##### SELECTED EXCERPT

Applying preprocessing

Pre-trained deep learning model needs some preprocessed data that would fit perfectly for training. So, the data needs to be in the format that the pre-trained model wants it.

Before applying any preprocessing, let’s import the TensorFlow and its utilities that will be used further in the code.

# Importing tensorflow and its utilities

import tensorflow as tf

from tensorflow import keras

from tensorflow.keras.layers import Dense, Activation

from tensorflow.keras.optimizers import Adam

from tensorflow.keras.metrics import categorical_crossentropy

from tensorflow.keras.preprocessing.image import ImageDataGenerator

from tensorflow.keras.preprocessing import image

from tensorflow.keras.models import Model

from tensorflow.keras.models import load_model

# Creating batches of the train, valid and test images and Pre-processing using mobilenet preprocess model

train_batches = ImageDataGenerator(preprocessing_function=tf.keras.applications.mobilenet.preprocess_input).flow_from_directory(

directory=train_path, target_size=(224,224), batch_size=10, shuffle=True)

valid_batches = ImageDataGenerator(preprocessing_function=tf.keras.applications.mobilenet.preprocess_input).flow_from_directory(

directory=valid_path, target_size=(224,224), batch_size=10, shuffle=True)

test_batches = ImageDataGenerator(preprocessing_function=tf.keras.applications.mobilenet.preprocess_input).flow_from_directory(

directory=test_path, target_size=(224,224), batch_size=10, shuffle=False)

We used the ImageDatagenerator that takes an argument preprocessing_function in which we applied preprocessing to the images which are provided by the MobileNet model.

##########
##### RECORDED INFORMATION

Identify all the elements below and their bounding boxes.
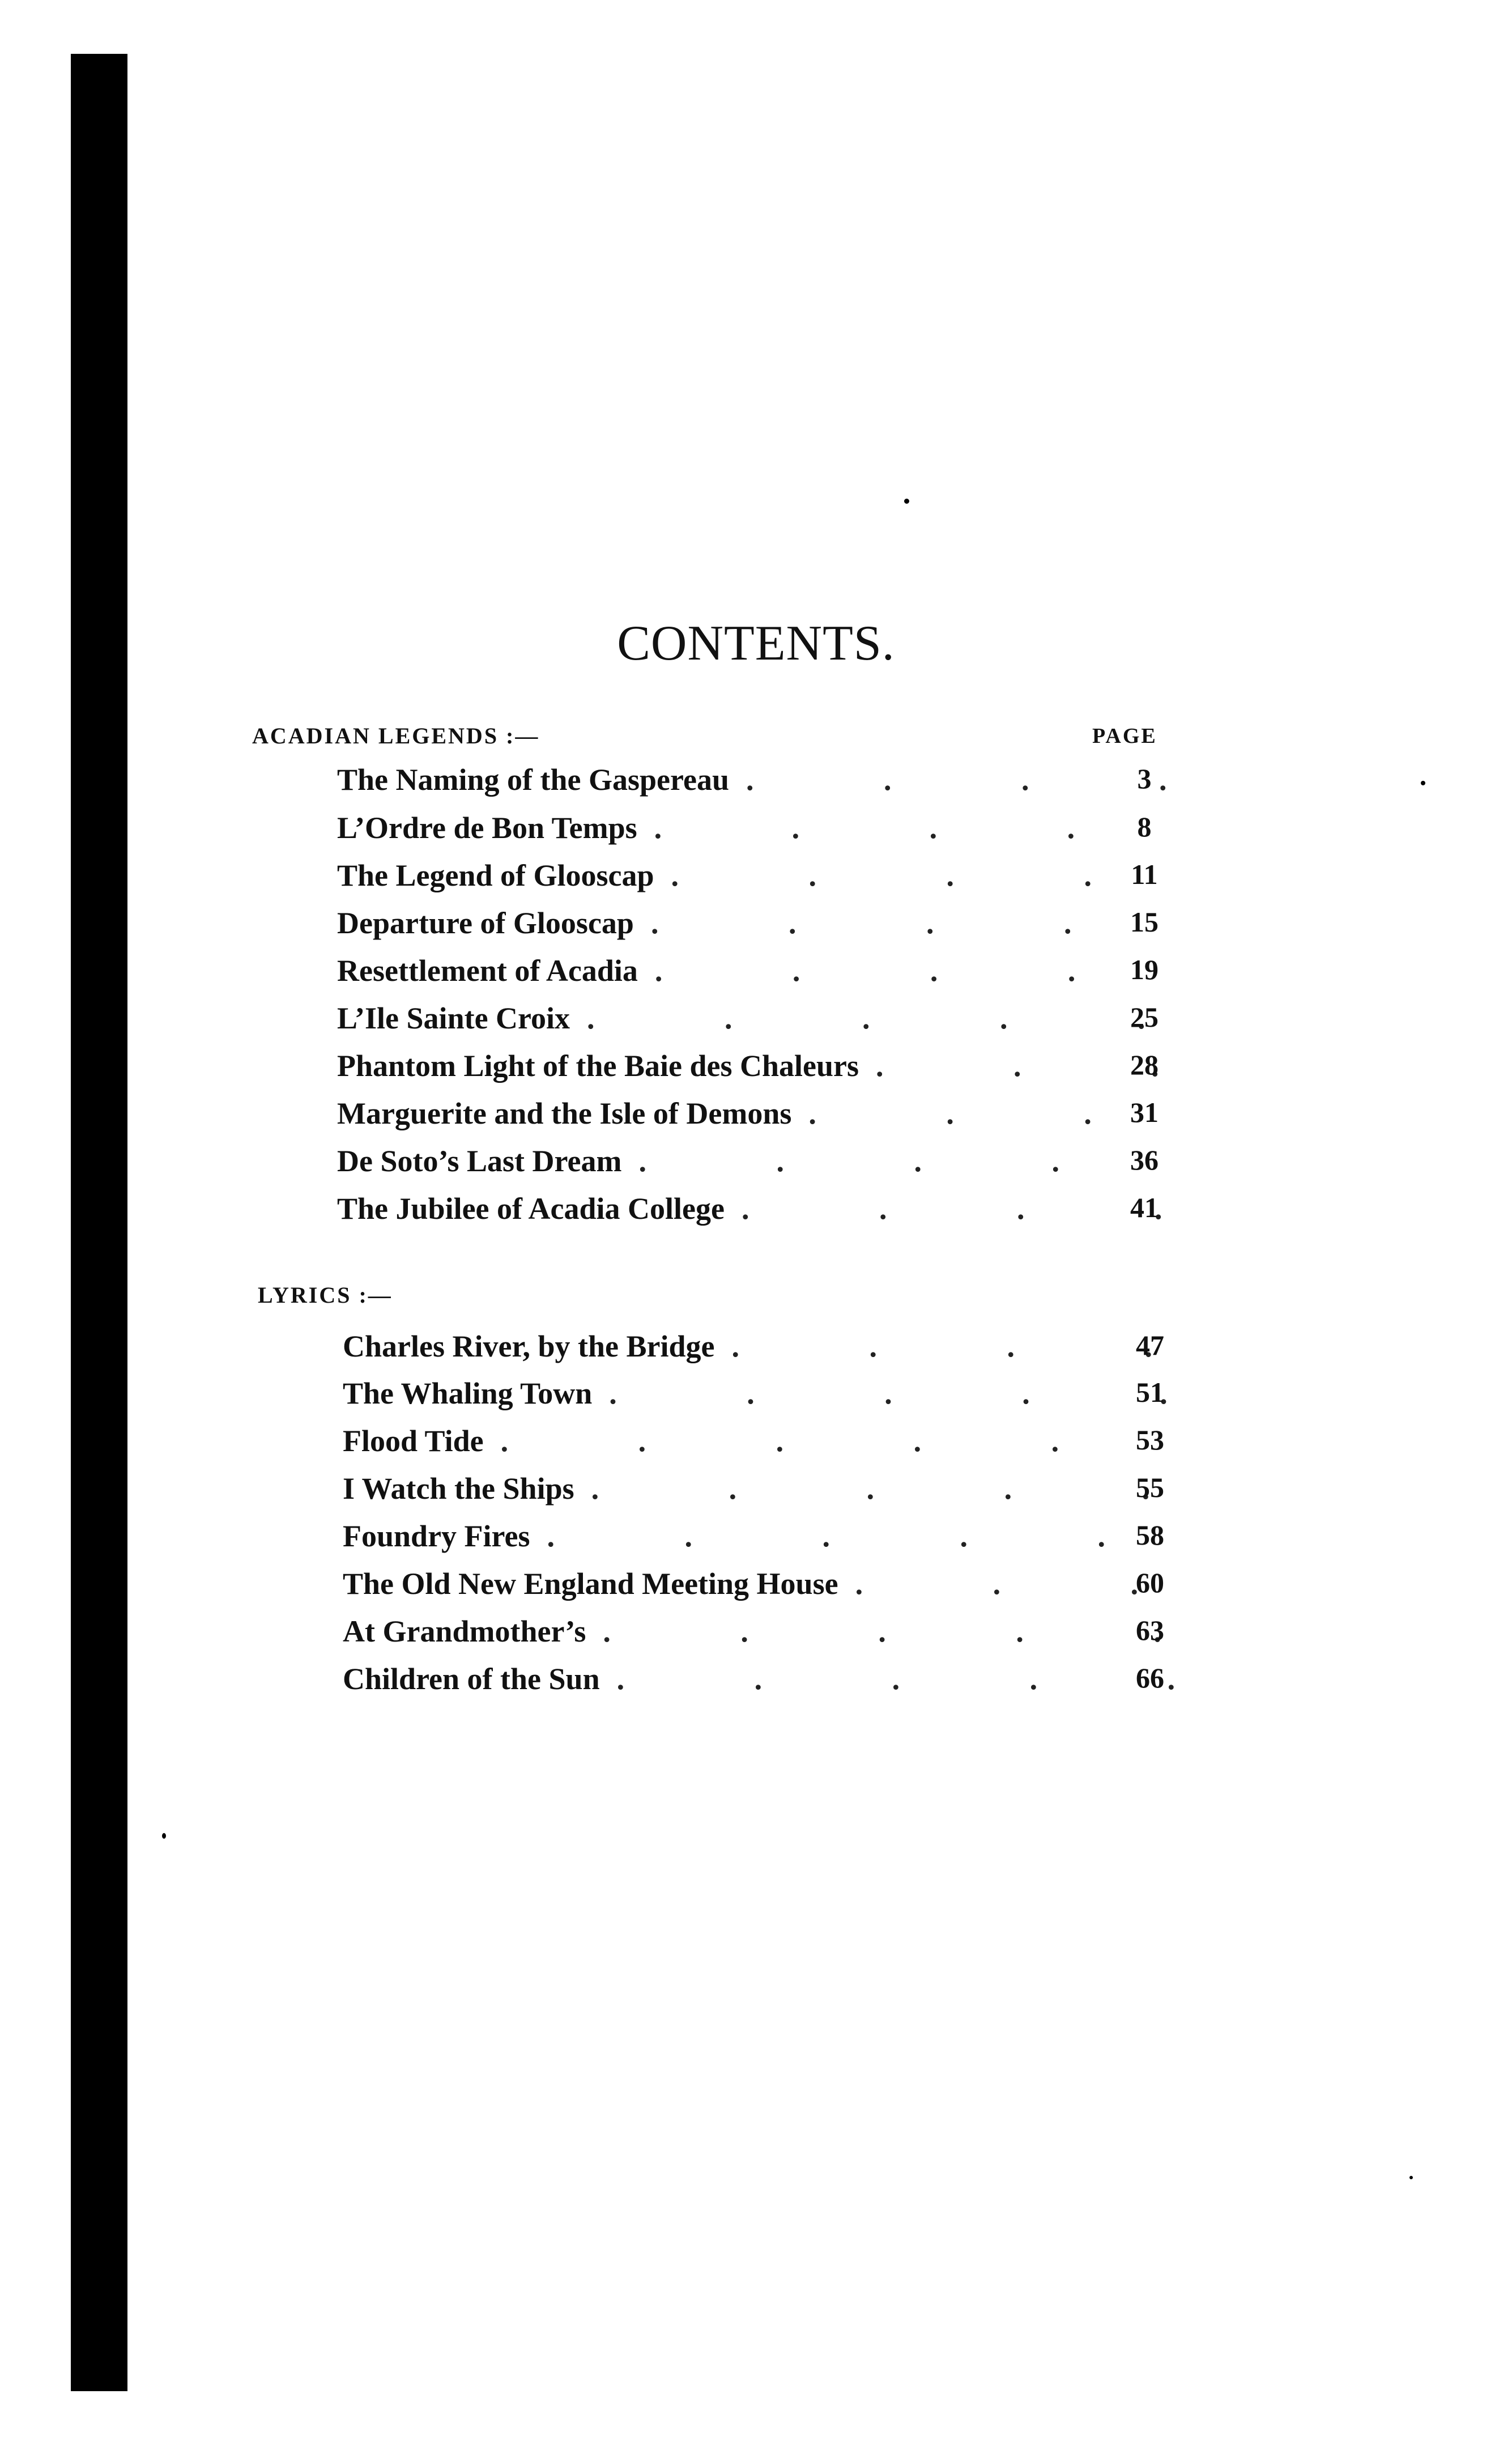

##########

OBJECTIVE 1 –
List every keyword argument passed to flow_from_directory in the code of the section on applying preprocessing.
OBJECTIVE 2 –
Reproduce the part of the section on applying preprocessing that opens with the words "Pre-trained deep learning" and closes after "model wants it.".

WRITTEN RESPONSE 1 –
directory, target_size, batch_size, shuffle

WRITTEN RESPONSE 2 –
Pre-trained deep learning model needs some preprocessed data that would fit perfectly for training. So, the data needs to be in the format that the pre-trained model wants it.